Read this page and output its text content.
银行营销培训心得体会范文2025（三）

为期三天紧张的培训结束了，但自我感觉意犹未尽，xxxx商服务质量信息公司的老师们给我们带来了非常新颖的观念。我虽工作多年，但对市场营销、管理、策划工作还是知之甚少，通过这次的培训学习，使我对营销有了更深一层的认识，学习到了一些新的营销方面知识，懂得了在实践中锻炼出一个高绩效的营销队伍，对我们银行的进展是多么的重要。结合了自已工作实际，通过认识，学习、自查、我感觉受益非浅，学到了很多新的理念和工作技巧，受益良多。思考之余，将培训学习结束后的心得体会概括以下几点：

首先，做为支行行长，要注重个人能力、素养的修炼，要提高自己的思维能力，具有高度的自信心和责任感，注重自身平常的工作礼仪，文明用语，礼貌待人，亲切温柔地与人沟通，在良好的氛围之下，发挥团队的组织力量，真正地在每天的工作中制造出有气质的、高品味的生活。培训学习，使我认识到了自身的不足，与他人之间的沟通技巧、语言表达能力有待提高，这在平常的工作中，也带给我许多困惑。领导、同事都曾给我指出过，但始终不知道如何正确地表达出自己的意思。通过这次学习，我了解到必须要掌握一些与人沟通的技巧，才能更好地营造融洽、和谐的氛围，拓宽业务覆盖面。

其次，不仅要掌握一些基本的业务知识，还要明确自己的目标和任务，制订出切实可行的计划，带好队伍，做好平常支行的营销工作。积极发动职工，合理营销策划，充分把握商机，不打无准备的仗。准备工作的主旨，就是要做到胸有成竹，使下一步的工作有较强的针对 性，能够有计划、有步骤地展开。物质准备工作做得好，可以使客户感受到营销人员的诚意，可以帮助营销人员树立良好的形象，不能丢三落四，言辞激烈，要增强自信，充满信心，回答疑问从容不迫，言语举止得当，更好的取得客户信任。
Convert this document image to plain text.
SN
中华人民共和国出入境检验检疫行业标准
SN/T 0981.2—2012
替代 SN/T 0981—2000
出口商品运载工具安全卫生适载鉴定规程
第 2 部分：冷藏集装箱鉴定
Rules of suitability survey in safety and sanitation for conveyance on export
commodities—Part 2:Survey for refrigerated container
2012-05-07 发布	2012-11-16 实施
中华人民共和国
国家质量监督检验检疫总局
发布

====

• [Task details] Gather all lines from the listing above in which "text" occurs.

• [Solution for this task]
Read this page and output its text content.
Convert this document image to plain text.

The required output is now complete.